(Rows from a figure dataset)
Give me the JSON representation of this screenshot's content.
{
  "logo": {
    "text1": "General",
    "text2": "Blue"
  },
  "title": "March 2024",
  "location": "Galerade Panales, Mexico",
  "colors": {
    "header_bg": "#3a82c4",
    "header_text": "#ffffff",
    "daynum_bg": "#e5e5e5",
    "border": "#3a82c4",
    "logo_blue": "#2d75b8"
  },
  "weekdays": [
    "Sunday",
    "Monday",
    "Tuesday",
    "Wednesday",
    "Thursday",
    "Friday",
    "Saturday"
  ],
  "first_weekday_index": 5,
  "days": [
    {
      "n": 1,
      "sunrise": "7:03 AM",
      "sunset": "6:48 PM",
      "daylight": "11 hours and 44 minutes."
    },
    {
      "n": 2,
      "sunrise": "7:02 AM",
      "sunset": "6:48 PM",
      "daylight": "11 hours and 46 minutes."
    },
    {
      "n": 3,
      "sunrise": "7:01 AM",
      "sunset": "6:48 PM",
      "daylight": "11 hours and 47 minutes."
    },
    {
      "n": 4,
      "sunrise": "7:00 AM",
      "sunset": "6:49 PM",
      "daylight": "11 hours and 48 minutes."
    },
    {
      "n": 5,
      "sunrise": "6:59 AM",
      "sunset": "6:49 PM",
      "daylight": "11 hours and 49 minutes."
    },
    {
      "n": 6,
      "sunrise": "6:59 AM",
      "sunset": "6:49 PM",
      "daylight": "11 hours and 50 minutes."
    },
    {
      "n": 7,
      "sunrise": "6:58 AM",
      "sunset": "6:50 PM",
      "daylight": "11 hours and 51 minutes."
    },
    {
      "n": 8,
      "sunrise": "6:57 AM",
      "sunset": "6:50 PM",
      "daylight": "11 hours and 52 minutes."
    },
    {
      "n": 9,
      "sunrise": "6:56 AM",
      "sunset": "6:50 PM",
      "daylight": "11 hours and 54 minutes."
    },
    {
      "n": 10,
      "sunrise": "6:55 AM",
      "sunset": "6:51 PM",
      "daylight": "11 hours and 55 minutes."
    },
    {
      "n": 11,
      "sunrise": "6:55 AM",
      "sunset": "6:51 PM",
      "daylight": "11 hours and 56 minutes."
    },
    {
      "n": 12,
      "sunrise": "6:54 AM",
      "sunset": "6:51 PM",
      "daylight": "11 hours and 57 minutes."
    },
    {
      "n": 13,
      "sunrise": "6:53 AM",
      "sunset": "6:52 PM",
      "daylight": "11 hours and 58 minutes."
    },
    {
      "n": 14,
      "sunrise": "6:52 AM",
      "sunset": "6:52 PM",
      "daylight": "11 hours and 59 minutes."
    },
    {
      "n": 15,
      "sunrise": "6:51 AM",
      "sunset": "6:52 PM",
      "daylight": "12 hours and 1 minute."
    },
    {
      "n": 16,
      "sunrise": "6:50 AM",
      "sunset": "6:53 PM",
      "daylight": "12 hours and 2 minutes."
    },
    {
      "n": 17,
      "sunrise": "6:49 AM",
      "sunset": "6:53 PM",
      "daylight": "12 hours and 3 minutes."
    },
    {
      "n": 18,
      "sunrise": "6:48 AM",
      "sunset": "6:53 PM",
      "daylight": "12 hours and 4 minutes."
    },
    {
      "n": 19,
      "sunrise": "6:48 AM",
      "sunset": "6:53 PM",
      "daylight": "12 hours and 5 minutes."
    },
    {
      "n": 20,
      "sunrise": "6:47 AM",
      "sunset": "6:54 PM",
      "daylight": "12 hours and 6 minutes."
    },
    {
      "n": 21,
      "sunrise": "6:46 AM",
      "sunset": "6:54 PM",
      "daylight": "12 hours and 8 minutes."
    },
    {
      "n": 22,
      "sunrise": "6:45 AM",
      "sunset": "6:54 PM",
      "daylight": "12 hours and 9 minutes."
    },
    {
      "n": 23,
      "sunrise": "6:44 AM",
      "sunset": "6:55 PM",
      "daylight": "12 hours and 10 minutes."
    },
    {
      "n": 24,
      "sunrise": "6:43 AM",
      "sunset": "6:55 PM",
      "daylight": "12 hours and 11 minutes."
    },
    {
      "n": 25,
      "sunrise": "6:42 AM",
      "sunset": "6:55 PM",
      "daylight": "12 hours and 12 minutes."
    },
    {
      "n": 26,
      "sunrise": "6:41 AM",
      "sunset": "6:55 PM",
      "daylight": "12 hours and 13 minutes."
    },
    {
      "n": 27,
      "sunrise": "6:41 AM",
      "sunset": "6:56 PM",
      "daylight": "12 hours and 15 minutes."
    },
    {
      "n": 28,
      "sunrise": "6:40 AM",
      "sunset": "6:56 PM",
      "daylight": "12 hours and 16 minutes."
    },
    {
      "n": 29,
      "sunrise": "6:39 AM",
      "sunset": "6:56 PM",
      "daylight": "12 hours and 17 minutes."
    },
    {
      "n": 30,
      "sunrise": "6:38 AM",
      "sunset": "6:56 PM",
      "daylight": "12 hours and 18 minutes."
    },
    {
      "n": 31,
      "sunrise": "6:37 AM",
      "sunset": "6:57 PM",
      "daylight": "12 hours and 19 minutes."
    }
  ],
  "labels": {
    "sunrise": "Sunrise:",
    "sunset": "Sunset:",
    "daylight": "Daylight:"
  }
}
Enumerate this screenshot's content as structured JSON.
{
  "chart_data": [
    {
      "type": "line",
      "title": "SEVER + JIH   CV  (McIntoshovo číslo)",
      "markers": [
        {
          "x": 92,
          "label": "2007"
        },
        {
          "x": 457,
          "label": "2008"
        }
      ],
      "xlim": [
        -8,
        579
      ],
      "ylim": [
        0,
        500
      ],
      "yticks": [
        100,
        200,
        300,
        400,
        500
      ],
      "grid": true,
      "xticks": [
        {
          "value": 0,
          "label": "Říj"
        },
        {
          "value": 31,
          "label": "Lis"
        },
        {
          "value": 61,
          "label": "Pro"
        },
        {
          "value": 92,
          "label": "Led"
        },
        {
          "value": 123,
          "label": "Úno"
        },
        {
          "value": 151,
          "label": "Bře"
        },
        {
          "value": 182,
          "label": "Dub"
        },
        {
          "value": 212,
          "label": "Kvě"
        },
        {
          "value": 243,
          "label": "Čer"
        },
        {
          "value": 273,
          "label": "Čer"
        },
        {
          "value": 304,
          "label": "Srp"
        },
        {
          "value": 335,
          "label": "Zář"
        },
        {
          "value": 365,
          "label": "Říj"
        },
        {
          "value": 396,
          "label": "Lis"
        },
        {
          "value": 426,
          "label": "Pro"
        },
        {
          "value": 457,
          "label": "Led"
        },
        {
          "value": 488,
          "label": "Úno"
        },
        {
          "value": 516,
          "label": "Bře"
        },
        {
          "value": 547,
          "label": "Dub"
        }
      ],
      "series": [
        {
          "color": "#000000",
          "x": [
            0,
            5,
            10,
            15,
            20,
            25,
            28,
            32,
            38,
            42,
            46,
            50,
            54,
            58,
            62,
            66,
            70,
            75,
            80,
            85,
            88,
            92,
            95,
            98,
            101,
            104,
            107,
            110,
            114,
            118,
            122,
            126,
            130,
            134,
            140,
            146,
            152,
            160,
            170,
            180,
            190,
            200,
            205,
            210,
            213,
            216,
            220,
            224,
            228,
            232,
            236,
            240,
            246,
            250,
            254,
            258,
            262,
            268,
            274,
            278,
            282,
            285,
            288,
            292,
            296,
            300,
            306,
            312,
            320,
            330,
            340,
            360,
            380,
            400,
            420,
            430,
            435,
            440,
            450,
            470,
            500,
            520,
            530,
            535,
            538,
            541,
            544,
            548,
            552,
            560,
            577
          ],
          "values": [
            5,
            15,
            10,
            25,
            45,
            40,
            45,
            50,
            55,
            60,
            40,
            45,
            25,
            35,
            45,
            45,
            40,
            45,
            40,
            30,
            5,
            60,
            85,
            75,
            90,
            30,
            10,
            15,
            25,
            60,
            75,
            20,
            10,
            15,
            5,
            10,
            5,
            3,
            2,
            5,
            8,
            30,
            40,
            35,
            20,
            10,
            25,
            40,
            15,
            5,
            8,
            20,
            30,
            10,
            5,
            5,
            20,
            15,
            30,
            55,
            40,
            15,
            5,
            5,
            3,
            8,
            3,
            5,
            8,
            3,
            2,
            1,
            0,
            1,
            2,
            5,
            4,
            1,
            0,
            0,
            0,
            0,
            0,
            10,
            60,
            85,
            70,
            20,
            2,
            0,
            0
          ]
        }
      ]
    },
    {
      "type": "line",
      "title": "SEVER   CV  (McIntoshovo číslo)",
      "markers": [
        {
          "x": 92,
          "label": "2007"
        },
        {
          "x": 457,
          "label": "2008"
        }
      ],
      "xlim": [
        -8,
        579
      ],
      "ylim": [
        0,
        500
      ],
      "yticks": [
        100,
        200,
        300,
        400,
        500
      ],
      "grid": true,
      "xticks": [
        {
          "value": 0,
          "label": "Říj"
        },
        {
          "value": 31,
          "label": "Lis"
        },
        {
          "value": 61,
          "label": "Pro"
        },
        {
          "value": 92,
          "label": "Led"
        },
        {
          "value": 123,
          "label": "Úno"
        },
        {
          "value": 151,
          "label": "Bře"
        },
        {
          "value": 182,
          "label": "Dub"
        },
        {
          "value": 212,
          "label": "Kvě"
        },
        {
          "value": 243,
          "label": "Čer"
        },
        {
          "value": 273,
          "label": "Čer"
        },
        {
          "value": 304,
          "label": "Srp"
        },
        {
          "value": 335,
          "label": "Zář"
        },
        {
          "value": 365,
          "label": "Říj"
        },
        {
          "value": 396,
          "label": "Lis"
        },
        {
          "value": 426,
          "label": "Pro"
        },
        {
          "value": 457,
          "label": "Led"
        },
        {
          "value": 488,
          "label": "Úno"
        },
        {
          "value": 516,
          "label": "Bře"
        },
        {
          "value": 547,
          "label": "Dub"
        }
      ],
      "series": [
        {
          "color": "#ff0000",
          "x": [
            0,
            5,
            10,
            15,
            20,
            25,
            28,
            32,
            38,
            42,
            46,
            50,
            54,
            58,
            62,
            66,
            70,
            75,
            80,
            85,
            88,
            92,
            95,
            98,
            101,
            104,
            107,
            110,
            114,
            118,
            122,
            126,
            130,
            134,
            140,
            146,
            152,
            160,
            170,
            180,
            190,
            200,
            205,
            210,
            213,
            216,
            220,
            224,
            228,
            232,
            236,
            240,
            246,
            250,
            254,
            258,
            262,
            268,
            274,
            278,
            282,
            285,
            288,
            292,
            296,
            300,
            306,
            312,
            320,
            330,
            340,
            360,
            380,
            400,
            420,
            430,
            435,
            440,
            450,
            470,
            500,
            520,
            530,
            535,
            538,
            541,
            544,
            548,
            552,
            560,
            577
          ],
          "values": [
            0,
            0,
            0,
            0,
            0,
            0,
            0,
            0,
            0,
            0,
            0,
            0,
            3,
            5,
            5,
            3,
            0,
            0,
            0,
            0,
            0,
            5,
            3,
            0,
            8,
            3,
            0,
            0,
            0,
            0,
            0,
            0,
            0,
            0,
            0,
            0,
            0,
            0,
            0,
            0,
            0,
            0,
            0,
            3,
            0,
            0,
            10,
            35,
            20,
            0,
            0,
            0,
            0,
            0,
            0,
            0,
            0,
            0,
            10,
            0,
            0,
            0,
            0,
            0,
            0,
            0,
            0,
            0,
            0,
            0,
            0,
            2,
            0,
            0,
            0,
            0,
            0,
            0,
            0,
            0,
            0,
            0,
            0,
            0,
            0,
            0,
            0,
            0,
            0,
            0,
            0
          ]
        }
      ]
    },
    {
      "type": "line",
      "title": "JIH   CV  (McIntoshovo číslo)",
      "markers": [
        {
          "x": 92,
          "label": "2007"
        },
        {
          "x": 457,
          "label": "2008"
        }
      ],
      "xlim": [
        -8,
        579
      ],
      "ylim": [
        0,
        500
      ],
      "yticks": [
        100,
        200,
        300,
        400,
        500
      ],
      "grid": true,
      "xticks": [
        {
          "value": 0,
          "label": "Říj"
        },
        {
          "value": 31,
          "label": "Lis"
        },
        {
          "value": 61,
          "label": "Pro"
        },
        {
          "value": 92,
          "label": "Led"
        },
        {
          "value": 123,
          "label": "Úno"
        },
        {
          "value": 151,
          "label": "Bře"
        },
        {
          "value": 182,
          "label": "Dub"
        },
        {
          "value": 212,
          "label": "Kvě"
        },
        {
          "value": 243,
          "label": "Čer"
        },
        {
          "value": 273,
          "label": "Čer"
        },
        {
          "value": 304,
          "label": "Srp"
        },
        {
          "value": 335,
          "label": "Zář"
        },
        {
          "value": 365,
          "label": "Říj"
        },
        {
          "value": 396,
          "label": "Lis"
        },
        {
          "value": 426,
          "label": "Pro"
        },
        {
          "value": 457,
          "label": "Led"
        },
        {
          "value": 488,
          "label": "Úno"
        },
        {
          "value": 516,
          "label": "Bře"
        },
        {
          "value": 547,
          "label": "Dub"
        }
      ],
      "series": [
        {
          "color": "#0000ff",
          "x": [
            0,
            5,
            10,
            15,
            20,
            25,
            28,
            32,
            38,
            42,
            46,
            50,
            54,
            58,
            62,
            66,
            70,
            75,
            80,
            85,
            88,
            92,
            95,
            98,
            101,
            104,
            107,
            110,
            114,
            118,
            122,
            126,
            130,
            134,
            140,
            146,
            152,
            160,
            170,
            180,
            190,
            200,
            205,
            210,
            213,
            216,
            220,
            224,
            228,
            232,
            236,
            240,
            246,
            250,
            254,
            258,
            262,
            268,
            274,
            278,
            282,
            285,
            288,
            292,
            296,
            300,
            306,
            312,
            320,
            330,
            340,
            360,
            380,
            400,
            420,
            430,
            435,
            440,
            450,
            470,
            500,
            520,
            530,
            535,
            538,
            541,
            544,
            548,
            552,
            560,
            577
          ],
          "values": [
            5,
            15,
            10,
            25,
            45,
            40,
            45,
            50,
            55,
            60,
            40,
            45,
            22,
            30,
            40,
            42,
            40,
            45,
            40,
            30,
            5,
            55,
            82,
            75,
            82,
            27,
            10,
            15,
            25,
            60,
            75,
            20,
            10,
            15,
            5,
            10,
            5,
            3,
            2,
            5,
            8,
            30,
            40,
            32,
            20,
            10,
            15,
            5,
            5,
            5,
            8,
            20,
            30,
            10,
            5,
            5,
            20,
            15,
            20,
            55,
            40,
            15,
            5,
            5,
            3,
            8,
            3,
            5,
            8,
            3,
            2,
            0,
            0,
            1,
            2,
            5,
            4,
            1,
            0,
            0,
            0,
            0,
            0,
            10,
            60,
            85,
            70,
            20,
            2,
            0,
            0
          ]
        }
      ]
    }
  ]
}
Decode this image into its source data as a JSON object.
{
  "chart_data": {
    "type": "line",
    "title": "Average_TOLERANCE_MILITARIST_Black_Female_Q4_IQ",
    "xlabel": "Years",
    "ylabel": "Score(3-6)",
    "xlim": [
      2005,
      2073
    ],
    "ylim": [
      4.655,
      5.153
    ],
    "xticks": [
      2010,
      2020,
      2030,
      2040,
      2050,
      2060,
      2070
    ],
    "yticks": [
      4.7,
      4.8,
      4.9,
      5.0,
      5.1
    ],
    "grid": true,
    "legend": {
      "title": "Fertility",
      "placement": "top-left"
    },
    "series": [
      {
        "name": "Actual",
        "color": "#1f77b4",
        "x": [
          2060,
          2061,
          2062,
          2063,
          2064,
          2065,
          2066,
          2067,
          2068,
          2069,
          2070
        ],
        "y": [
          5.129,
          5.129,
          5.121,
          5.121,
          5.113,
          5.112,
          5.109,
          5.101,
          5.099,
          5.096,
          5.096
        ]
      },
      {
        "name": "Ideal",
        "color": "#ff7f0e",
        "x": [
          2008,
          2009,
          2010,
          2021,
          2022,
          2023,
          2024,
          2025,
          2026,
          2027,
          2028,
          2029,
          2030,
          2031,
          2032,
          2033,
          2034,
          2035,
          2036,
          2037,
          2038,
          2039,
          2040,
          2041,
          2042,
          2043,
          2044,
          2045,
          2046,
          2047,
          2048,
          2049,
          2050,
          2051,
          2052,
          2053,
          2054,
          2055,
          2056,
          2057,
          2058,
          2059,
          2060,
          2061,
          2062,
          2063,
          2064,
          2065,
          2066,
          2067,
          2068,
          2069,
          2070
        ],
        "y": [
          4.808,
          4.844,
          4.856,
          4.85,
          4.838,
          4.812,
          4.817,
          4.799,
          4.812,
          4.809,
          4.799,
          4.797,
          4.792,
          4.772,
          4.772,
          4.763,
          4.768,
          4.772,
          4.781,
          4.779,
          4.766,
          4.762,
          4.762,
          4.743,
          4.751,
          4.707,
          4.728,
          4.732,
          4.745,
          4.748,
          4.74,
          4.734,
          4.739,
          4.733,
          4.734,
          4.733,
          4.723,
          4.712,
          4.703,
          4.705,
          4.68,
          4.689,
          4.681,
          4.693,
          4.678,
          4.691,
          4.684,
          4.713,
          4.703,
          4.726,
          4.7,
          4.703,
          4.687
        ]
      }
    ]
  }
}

» Directive
Write only the number of lines in the records that include the word "číslo".

» Written answer
3